Written problem – Locate each line below that includes "kind" and reproduce it.

Source material –
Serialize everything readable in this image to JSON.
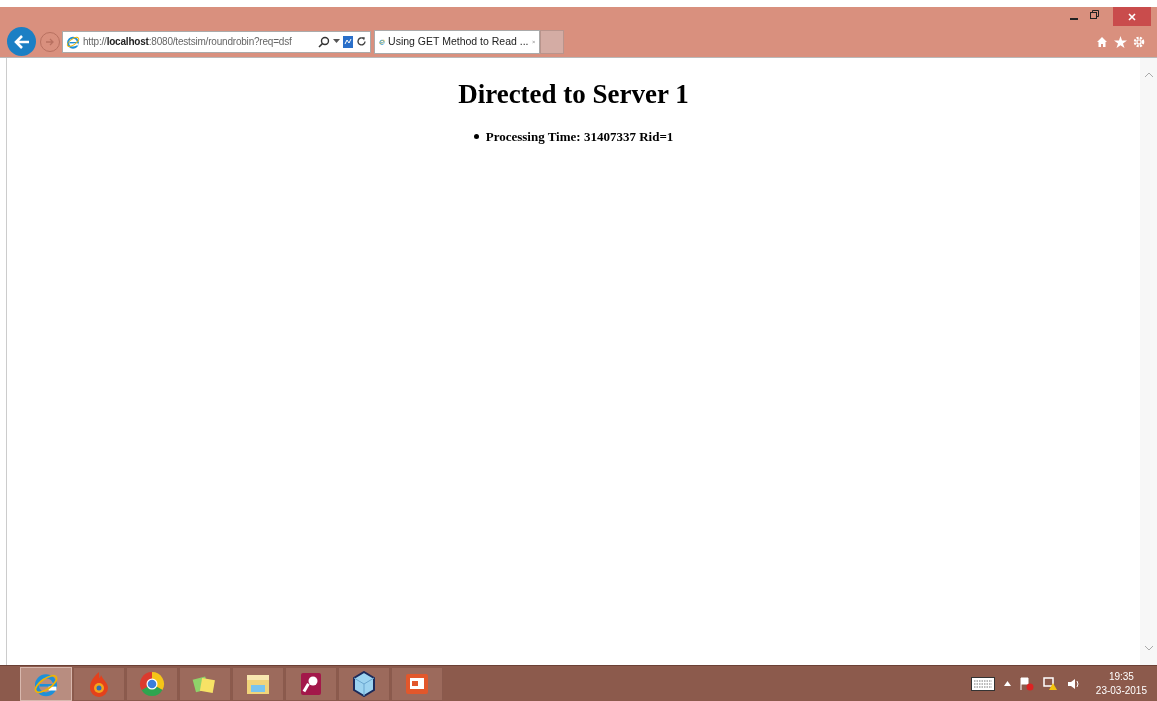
{
  "browser": {
    "url": "http://**localhost**:8080/testsim/roundrobin?req=dsf",
    "tabs": [
      {
        "title": "Using GET Method to Read ...",
        "selected": true
      }
    ]
  },
  "page": {
    "heading": "Directed to Server 1",
    "items": [
      "Processing Time: 31407337 Rid=1"
    ]
  },
  "taskbar": {
    "apps": [
      {
        "kind": "ie",
        "selected": true
      },
      {
        "kind": "flame",
        "selected": false
      },
      {
        "kind": "chrome",
        "selected": false
      },
      {
        "kind": "notes",
        "selected": false
      },
      {
        "kind": "folder",
        "selected": false
      },
      {
        "kind": "key",
        "selected": false
      },
      {
        "kind": "cube",
        "selected": false
      },
      {
        "kind": "slides",
        "selected": false
      }
    ],
    "time": "19:35",
    "date": "23-03-2015"
  }
}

Correct answer –
        "kind": "ie",
        "kind": "flame",
        "kind": "chrome",
        "kind": "notes",
        "kind": "folder",
        "kind": "key",
        "kind": "cube",
        "kind": "slides",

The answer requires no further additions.